[begin RECORDED INFORMATION]
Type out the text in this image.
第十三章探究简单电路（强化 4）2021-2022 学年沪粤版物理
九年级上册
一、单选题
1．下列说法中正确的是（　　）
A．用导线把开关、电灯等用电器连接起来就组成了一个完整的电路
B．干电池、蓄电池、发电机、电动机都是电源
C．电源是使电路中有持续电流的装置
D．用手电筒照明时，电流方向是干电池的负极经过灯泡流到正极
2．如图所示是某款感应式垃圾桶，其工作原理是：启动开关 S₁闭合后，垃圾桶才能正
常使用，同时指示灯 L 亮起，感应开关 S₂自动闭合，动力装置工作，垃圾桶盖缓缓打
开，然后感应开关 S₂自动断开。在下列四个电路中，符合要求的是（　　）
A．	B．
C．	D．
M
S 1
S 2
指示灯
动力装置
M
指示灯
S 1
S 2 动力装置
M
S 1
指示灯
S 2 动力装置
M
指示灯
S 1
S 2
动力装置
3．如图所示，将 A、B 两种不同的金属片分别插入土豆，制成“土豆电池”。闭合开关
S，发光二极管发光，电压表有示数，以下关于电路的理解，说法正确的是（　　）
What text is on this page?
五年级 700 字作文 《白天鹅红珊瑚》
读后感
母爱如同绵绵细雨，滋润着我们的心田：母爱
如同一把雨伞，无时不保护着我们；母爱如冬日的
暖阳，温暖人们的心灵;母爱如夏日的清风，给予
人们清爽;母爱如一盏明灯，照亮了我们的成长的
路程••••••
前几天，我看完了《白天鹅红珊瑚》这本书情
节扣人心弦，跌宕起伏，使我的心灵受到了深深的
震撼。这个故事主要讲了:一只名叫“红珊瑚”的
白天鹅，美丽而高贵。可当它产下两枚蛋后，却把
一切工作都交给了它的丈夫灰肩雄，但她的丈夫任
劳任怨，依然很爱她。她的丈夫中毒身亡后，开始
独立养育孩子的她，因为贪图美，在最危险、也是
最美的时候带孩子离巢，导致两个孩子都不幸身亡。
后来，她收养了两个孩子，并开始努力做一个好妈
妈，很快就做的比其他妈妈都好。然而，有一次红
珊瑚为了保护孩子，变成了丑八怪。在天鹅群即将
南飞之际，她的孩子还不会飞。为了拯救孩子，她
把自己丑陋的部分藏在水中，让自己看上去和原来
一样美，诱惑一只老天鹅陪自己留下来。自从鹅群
[end RECORDED INFORMATION]
EXERCISE AIM
Point out every line holding the string "text" and copy it.

FULL RESPONSE
Type out the text in this image.
What text is on this page?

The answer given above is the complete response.